--- Start Input records ---
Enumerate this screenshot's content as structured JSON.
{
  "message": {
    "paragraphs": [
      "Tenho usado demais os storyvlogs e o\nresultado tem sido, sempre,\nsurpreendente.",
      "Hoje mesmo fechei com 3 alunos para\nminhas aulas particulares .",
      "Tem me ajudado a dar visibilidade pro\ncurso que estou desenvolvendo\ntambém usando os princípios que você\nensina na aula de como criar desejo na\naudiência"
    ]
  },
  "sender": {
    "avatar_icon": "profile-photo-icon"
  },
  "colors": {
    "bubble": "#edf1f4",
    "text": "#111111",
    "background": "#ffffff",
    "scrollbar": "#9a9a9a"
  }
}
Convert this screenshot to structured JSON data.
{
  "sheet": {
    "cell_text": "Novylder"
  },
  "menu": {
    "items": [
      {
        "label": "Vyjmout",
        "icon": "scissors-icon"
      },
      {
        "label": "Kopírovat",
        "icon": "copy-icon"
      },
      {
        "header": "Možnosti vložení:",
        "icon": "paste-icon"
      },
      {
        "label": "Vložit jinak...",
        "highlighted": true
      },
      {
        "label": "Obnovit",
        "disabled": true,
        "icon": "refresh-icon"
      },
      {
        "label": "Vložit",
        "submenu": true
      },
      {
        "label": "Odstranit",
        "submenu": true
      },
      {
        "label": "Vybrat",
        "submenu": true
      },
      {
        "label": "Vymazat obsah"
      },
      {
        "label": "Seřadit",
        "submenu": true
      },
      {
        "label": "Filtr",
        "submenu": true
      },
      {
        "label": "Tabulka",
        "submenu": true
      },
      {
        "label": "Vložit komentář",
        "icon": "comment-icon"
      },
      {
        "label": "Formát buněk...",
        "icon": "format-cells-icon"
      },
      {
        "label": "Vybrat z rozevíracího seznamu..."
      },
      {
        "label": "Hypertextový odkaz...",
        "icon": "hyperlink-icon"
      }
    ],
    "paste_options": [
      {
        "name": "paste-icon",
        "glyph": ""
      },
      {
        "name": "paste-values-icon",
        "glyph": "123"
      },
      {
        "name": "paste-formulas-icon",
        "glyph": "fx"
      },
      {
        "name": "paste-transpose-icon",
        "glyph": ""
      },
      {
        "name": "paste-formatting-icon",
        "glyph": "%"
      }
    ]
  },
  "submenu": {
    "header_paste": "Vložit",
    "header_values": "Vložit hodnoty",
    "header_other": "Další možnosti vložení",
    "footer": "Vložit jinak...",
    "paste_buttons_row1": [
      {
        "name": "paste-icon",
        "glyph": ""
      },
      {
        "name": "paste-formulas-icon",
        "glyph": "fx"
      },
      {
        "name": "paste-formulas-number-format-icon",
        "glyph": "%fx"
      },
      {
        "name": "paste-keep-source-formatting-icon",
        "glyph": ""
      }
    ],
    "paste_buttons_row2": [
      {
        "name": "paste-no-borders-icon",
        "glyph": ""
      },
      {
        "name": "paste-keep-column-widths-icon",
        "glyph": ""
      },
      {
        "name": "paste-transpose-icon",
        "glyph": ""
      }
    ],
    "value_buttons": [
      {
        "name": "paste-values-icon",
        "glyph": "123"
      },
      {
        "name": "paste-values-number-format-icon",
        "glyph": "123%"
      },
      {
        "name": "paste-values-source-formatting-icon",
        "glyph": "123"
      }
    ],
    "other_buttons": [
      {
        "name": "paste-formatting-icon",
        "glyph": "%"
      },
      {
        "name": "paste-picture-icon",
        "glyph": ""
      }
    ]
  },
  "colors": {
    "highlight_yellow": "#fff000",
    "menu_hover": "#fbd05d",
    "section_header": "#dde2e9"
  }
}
--- End Input records ---
→ **Problem to solve**: Copy out every entry again, exactly as it was given.

→ **Written response**:
Enumerate this screenshot's content as structured JSON.
{
  "message": {
    "paragraphs": [
      "Tenho usado demais os storyvlogs e o\nresultado tem sido, sempre,\nsurpreendente.",
      "Hoje mesmo fechei com 3 alunos para\nminhas aulas particulares .",
      "Tem me ajudado a dar visibilidade pro\ncurso que estou desenvolvendo\ntambém usando os princípios que você\nensina na aula de como criar desejo na\naudiência"
    ]
  },
  "sender": {
    "avatar_icon": "profile-photo-icon"
  },
  "colors": {
    "bubble": "#edf1f4",
    "text": "#111111",
    "background": "#ffffff",
    "scrollbar": "#9a9a9a"
  }
}
Convert this screenshot to structured JSON data.
{
  "sheet": {
    "cell_text": "Novylder"
  },
  "menu": {
    "items": [
      {
        "label": "Vyjmout",
        "icon": "scissors-icon"
      },
      {
        "label": "Kopírovat",
        "icon": "copy-icon"
      },
      {
        "header": "Možnosti vložení:",
        "icon": "paste-icon"
      },
      {
        "label": "Vložit jinak...",
        "highlighted": true
      },
      {
        "label": "Obnovit",
        "disabled": true,
        "icon": "refresh-icon"
      },
      {
        "label": "Vložit",
        "submenu": true
      },
      {
        "label": "Odstranit",
        "submenu": true
      },
      {
        "label": "Vybrat",
        "submenu": true
      },
      {
        "label": "Vymazat obsah"
      },
      {
        "label": "Seřadit",
        "submenu": true
      },
      {
        "label": "Filtr",
        "submenu": true
      },
      {
        "label": "Tabulka",
        "submenu": true
      },
      {
        "label": "Vložit komentář",
        "icon": "comment-icon"
      },
      {
        "label": "Formát buněk...",
        "icon": "format-cells-icon"
      },
      {
        "label": "Vybrat z rozevíracího seznamu..."
      },
      {
        "label": "Hypertextový odkaz...",
        "icon": "hyperlink-icon"
      }
    ],
    "paste_options": [
      {
        "name": "paste-icon",
        "glyph": ""
      },
      {
        "name": "paste-values-icon",
        "glyph": "123"
      },
      {
        "name": "paste-formulas-icon",
        "glyph": "fx"
      },
      {
        "name": "paste-transpose-icon",
        "glyph": ""
      },
      {
        "name": "paste-formatting-icon",
        "glyph": "%"
      }
    ]
  },
  "submenu": {
    "header_paste": "Vložit",
    "header_values": "Vložit hodnoty",
    "header_other": "Další možnosti vložení",
    "footer": "Vložit jinak...",
    "paste_buttons_row1": [
      {
        "name": "paste-icon",
        "glyph": ""
      },
      {
        "name": "paste-formulas-icon",
        "glyph": "fx"
      },
      {
        "name": "paste-formulas-number-format-icon",
        "glyph": "%fx"
      },
      {
        "name": "paste-keep-source-formatting-icon",
        "glyph": ""
      }
    ],
    "paste_buttons_row2": [
      {
        "name": "paste-no-borders-icon",
        "glyph": ""
      },
      {
        "name": "paste-keep-column-widths-icon",
        "glyph": ""
      },
      {
        "name": "paste-transpose-icon",
        "glyph": ""
      }
    ],
    "value_buttons": [
      {
        "name": "paste-values-icon",
        "glyph": "123"
      },
      {
        "name": "paste-values-number-format-icon",
        "glyph": "123%"
      },
      {
        "name": "paste-values-source-formatting-icon",
        "glyph": "123"
      }
    ],
    "other_buttons": [
      {
        "name": "paste-formatting-icon",
        "glyph": "%"
      },
      {
        "name": "paste-picture-icon",
        "glyph": ""
      }
    ]
  },
  "colors": {
    "highlight_yellow": "#fff000",
    "menu_hover": "#fbd05d",
    "section_header": "#dde2e9"
  }
}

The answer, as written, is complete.